### Records shown
## Begin

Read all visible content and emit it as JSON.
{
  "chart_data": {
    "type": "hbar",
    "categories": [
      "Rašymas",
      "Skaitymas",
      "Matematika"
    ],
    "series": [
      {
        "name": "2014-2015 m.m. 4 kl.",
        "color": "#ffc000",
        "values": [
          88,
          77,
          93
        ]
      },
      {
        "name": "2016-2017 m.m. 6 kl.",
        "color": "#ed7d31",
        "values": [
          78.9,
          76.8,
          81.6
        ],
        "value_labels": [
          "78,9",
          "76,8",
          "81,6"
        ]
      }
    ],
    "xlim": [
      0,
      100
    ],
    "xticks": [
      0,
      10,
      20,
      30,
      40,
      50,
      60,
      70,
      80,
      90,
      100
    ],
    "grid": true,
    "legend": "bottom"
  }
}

## End

### Exercise
Restate the whole listing exactly, leaving out nothing.

### Answer to the exercise
Read all visible content and emit it as JSON.
{
  "chart_data": {
    "type": "hbar",
    "categories": [
      "Rašymas",
      "Skaitymas",
      "Matematika"
    ],
    "series": [
      {
        "name": "2014-2015 m.m. 4 kl.",
        "color": "#ffc000",
        "values": [
          88,
          77,
          93
        ]
      },
      {
        "name": "2016-2017 m.m. 6 kl.",
        "color": "#ed7d31",
        "values": [
          78.9,
          76.8,
          81.6
        ],
        "value_labels": [
          "78,9",
          "76,8",
          "81,6"
        ]
      }
    ],
    "xlim": [
      0,
      100
    ],
    "xticks": [
      0,
      10,
      20,
      30,
      40,
      50,
      60,
      70,
      80,
      90,
      100
    ],
    "grid": true,
    "legend": "bottom"
  }
}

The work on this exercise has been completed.